## Material:
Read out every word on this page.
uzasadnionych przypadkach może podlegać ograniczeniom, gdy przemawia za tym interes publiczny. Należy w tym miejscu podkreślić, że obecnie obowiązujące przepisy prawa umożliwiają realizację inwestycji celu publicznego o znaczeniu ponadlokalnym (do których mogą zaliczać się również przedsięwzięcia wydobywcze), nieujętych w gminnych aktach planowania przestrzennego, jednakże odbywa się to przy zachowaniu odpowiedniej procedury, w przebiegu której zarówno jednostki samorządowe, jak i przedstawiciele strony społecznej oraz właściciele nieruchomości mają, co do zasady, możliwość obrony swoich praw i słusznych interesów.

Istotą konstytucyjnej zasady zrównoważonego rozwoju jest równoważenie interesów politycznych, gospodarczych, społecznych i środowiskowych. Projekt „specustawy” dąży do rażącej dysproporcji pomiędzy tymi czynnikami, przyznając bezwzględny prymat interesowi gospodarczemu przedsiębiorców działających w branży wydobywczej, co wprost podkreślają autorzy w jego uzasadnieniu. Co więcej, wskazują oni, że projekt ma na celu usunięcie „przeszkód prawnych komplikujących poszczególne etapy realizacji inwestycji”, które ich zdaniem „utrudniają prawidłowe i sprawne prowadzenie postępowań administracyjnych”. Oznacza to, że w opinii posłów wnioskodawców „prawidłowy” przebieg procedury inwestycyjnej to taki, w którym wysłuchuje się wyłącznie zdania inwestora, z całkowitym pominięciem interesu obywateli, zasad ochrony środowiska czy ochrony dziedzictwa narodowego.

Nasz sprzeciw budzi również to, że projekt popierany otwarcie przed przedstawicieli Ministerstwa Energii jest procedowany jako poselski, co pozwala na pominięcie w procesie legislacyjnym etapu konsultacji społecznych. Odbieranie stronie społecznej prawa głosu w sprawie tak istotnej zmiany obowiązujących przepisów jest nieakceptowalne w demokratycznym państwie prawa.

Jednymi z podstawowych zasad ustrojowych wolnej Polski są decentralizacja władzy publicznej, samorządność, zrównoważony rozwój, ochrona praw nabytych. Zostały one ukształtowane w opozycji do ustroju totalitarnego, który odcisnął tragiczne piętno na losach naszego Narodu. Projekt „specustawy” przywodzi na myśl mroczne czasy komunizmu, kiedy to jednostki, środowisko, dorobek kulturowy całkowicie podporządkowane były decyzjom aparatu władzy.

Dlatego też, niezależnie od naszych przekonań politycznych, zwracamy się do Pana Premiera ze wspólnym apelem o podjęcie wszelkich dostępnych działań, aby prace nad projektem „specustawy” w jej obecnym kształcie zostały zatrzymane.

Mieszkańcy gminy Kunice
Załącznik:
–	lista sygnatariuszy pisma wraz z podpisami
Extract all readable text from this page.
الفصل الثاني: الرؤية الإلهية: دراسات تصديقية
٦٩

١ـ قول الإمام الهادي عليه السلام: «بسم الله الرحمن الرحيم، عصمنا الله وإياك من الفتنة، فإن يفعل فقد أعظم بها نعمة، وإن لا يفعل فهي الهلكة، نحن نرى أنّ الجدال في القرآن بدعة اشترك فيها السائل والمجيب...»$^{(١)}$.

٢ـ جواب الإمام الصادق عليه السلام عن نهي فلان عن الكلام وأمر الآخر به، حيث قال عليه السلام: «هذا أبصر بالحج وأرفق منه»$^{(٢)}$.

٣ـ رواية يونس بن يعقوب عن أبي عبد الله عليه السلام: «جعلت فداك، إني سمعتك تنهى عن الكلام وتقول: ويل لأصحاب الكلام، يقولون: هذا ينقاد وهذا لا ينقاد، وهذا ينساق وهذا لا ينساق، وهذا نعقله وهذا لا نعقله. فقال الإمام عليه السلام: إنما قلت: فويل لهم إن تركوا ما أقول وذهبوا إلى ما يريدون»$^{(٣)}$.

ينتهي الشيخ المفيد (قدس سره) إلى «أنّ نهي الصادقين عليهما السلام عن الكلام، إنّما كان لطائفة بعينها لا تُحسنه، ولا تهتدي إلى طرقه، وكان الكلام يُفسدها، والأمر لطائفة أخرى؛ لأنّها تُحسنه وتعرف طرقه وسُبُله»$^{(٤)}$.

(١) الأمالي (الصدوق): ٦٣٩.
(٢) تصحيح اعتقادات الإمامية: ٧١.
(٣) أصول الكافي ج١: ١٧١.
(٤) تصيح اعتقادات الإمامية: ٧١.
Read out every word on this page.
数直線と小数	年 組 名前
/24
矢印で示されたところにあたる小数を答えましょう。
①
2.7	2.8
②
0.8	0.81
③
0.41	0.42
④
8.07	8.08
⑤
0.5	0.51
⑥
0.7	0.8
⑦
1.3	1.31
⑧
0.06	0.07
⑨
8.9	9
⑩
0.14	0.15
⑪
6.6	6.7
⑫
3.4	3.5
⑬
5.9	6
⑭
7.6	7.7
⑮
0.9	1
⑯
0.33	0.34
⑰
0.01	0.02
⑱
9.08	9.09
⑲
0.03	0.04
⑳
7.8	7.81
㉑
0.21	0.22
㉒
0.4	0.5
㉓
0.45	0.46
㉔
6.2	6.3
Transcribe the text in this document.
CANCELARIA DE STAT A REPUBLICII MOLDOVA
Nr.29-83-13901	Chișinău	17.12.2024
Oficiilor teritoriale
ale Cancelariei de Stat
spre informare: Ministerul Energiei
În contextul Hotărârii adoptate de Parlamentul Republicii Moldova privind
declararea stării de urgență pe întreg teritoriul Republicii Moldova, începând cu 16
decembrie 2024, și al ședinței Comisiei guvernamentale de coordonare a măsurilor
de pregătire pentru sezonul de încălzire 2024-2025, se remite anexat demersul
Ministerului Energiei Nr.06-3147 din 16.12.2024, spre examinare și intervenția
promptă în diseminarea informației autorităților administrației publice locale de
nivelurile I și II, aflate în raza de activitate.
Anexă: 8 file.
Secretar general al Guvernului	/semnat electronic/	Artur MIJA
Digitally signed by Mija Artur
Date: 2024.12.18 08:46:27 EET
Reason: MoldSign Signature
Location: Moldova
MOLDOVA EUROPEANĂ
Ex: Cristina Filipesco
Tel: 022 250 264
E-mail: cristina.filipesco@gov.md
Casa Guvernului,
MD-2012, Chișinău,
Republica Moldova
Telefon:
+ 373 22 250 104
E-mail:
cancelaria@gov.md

## Work required:
Collect every line with the string "اعتقادات" from the records, and copy each.

## Correct response:
(٢) تصحيح اعتقادات الإمامية: ٧١.
(٤) تصيح اعتقادات الإمامية: ٧١.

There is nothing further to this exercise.